Work instructions: Your task is to give the number of lines in the listing that include "علماء", and nothing else.

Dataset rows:
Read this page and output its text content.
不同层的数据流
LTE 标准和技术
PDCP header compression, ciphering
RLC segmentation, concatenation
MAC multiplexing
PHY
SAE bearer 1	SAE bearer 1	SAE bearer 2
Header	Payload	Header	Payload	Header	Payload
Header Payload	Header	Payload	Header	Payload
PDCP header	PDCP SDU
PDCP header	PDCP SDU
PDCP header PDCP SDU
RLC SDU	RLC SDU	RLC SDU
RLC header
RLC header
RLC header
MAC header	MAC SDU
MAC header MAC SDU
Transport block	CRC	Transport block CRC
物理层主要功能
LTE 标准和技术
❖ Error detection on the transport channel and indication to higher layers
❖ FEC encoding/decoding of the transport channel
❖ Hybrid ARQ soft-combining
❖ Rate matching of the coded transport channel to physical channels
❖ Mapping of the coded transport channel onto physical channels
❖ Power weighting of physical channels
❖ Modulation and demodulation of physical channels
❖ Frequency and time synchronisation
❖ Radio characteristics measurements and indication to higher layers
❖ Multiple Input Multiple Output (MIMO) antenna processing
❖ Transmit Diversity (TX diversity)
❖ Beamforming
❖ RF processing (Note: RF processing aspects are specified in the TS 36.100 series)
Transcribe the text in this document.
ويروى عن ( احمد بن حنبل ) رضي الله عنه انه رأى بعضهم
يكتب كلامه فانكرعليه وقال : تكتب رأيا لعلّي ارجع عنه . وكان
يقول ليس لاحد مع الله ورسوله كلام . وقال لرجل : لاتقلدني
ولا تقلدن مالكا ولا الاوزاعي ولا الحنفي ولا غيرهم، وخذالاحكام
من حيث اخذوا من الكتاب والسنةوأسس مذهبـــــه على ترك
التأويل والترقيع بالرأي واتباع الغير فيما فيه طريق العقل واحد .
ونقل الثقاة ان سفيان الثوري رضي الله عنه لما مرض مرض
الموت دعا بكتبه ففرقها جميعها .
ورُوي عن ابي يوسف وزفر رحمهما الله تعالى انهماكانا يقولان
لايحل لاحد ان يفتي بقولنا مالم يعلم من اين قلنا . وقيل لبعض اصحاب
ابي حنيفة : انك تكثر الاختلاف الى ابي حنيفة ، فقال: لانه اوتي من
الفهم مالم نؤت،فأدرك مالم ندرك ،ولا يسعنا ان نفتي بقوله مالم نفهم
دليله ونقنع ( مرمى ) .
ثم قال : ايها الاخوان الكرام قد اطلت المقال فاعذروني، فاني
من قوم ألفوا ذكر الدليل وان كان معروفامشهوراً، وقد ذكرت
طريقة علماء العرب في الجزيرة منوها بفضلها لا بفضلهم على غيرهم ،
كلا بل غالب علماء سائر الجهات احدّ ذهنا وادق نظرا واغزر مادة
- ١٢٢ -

Solution for this task: 2